◆ WHAT NEEDS TO BE DONE
Check each line of the material. Copy those containing "screenshot".

◆ AVAILABLE DATA

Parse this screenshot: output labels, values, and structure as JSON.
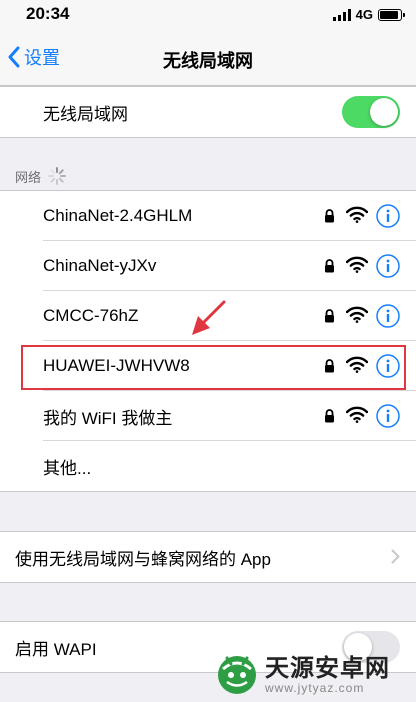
{
  "status_bar": {
    "time": "20:34",
    "network_type": "4G",
    "signal_bars": 4,
    "battery_level": 0.9
  },
  "nav": {
    "back_label": "设置",
    "title": "无线局域网"
  },
  "wifi_toggle": {
    "label": "无线局域网",
    "on": true
  },
  "section": {
    "header": "网络"
  },
  "networks": [
    {
      "name": "ChinaNet-2.4GHLM",
      "locked": true,
      "highlighted": false
    },
    {
      "name": "ChinaNet-yJXv",
      "locked": true,
      "highlighted": false
    },
    {
      "name": "CMCC-76hZ",
      "locked": true,
      "highlighted": false
    },
    {
      "name": "HUAWEI-JWHVW8",
      "locked": true,
      "highlighted": true
    },
    {
      "name": "我的 WiFI 我做主",
      "locked": true,
      "highlighted": false
    }
  ],
  "other_label": "其他...",
  "apps_row": {
    "label": "使用无线局域网与蜂窝网络的 App"
  },
  "wapi_row": {
    "label": "启用 WAPI",
    "on": false
  },
  "watermark": {
    "title": "天源安卓网",
    "url": "www.jytyaz.com"
  },
  "colors": {
    "accent": "#157efb",
    "toggle_on": "#4cd964",
    "highlight": "#e0363f"
  }
}
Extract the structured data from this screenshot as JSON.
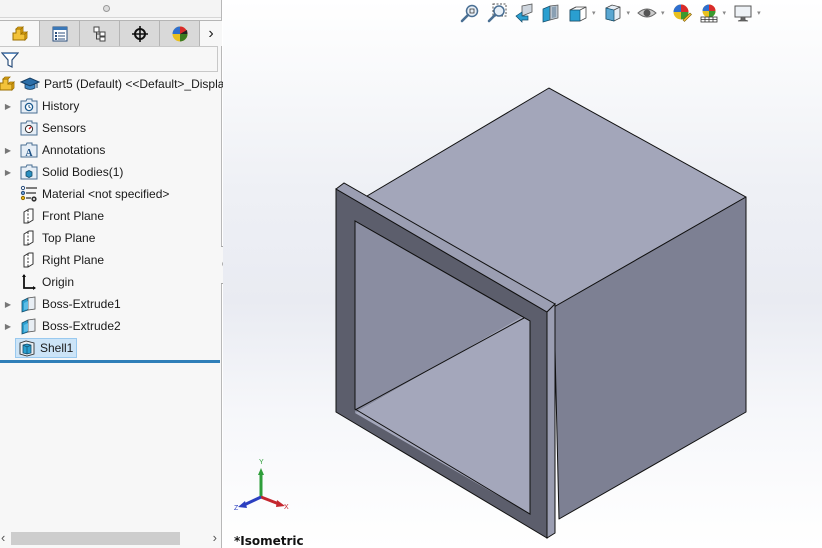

◆ THE COMPLETED TASK
Parse this screenshot: output labels, values, and structure as JSON.
Extract the structured data from this screenshot as JSON.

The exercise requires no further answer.